▸ Exercise details
Return all lines from the listing below in which the string "datetime" occurs.

Stored dataset items:
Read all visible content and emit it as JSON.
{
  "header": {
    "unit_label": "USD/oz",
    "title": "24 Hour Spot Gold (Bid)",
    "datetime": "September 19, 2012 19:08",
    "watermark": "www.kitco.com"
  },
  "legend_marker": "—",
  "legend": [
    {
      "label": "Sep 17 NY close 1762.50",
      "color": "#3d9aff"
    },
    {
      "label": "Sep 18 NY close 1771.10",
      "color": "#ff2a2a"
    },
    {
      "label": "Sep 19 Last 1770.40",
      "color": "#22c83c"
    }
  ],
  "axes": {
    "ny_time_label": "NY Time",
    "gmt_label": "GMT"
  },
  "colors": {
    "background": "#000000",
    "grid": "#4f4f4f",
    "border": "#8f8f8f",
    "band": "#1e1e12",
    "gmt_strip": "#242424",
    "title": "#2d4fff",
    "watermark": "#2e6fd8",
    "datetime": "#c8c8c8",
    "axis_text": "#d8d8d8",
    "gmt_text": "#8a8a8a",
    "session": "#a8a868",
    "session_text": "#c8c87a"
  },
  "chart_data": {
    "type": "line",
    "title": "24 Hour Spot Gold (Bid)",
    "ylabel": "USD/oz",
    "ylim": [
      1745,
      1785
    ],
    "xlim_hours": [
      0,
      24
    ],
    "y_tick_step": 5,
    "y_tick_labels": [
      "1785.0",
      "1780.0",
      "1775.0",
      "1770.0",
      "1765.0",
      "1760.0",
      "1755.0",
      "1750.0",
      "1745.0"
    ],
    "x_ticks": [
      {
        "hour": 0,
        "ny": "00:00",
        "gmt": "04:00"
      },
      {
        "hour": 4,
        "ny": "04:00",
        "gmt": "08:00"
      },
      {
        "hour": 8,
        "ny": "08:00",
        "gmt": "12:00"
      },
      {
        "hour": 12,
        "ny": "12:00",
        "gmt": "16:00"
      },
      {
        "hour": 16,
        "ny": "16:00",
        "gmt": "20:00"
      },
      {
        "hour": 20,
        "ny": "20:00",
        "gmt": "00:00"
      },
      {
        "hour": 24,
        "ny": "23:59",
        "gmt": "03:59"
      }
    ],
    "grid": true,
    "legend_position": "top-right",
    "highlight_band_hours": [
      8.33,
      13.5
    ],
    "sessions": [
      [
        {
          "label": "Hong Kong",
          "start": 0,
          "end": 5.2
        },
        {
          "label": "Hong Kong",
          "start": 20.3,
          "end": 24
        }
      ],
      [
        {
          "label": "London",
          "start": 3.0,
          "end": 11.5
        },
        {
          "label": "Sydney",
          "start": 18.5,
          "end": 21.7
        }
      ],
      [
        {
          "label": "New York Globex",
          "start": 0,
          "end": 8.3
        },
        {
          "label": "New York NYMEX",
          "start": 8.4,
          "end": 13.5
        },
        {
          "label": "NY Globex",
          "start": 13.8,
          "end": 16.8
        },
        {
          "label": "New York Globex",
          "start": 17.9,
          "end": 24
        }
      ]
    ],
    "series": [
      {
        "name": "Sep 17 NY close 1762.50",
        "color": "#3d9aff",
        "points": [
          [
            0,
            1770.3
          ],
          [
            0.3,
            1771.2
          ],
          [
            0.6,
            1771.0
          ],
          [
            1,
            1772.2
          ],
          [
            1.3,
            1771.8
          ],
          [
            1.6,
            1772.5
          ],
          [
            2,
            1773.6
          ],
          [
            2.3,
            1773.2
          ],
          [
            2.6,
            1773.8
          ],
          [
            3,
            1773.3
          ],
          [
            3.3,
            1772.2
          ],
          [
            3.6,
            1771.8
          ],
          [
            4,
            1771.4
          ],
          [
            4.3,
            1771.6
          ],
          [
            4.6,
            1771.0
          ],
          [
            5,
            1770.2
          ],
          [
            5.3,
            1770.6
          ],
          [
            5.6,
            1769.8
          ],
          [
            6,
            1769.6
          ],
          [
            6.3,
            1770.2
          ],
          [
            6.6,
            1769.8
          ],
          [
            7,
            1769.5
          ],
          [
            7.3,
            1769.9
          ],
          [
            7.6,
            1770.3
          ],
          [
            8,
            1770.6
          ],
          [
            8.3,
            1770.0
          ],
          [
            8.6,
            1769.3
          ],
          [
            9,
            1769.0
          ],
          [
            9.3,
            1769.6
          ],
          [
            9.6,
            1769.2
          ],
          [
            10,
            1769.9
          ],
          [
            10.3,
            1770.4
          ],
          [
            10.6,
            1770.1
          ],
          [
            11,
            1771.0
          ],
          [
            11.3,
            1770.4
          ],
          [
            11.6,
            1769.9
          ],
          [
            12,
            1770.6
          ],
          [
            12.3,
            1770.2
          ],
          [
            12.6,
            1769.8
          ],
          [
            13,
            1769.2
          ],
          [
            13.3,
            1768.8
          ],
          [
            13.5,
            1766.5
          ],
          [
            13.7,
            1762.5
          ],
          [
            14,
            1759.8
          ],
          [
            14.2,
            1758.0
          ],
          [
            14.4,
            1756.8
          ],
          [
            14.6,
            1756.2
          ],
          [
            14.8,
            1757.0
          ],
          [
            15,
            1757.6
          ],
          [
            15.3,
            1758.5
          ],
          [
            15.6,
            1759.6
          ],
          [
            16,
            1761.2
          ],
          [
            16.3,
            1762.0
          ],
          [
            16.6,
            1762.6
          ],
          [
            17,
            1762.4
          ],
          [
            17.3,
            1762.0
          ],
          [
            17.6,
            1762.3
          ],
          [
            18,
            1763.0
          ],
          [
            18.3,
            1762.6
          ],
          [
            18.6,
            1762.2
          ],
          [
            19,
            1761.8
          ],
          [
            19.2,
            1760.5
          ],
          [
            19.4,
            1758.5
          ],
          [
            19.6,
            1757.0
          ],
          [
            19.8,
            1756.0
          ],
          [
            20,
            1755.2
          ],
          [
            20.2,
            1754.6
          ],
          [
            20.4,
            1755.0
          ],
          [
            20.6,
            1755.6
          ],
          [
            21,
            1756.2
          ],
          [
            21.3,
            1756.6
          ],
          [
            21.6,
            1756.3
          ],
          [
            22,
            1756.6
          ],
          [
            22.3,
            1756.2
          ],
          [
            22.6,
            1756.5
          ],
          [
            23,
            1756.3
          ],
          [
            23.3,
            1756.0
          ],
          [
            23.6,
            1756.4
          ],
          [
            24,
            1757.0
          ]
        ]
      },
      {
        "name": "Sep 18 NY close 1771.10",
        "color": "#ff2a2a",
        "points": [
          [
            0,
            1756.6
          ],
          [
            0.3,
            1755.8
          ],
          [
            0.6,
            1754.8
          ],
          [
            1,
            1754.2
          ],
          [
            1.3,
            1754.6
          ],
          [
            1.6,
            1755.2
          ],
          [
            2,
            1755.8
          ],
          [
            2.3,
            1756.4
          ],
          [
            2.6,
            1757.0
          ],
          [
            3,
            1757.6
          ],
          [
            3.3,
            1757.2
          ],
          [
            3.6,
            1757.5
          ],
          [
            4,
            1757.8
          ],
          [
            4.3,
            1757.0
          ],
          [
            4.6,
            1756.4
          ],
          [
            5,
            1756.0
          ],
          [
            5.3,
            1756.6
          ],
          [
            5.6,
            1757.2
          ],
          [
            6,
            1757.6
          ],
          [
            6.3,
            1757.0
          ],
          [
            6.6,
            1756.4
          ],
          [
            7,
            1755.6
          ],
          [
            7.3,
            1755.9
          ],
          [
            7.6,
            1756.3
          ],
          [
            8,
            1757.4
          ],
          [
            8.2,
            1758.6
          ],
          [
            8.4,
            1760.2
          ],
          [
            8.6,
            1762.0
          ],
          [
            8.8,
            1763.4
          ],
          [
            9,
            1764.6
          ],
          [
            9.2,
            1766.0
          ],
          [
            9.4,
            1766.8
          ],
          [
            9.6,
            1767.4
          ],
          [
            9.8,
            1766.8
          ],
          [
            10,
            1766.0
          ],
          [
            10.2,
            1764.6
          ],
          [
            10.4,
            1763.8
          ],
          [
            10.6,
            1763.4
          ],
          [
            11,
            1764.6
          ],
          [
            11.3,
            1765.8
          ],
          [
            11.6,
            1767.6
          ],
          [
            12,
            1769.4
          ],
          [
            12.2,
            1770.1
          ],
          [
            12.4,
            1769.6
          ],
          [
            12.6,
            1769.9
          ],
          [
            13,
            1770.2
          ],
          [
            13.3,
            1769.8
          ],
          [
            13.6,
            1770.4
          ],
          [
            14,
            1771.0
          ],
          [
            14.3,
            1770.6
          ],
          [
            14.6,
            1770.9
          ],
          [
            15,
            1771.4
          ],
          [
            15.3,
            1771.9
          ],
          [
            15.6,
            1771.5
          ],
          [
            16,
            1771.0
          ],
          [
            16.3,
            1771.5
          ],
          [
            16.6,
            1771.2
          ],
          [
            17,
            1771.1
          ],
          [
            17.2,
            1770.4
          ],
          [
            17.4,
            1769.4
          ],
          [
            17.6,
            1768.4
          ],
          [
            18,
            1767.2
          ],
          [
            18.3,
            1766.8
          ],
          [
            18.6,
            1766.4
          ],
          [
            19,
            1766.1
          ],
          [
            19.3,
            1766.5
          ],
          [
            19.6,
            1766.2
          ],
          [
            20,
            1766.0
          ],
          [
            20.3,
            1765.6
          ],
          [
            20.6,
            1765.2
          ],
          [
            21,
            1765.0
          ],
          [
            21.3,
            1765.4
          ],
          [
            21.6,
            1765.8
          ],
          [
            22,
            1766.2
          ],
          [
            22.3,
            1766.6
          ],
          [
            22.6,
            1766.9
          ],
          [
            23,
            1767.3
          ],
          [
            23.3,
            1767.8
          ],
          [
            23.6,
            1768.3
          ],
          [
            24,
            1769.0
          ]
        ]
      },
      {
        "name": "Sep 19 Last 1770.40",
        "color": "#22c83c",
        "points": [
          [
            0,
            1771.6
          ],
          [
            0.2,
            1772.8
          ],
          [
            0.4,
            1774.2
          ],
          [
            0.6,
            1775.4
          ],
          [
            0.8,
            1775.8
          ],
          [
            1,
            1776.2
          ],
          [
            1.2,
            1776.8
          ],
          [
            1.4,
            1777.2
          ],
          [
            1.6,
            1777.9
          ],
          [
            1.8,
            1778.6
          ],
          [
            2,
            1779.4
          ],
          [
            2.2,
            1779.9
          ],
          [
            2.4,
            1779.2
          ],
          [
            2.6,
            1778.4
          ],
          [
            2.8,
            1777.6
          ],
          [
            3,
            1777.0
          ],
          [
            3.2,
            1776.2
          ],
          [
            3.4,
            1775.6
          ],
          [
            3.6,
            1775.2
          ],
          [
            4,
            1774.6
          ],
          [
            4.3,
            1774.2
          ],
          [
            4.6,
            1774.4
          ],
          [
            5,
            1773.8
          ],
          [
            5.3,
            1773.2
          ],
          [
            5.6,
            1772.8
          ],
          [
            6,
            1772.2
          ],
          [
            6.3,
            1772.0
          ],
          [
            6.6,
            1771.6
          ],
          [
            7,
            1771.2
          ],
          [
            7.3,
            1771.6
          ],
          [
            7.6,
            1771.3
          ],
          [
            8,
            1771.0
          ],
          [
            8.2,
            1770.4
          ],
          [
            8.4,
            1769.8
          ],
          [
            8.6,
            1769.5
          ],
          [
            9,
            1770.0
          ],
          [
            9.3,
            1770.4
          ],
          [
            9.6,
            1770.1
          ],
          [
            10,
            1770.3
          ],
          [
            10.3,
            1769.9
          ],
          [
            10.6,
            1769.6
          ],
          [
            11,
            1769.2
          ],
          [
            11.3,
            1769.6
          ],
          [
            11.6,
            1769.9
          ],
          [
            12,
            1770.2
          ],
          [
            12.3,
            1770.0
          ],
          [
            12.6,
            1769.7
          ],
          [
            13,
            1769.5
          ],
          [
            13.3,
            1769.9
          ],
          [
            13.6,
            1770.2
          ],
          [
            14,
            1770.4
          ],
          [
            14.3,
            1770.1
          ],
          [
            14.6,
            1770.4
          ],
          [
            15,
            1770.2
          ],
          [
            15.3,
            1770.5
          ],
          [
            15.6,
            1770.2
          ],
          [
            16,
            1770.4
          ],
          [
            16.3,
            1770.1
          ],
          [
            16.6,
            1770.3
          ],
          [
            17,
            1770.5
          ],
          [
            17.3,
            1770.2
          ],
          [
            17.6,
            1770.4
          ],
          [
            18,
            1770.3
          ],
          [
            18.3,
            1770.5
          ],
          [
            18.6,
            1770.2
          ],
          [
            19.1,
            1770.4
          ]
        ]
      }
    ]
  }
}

▸ Solution for this task
    "datetime": "September 19, 2012 19:08",
    "datetime": "#c8c8c8",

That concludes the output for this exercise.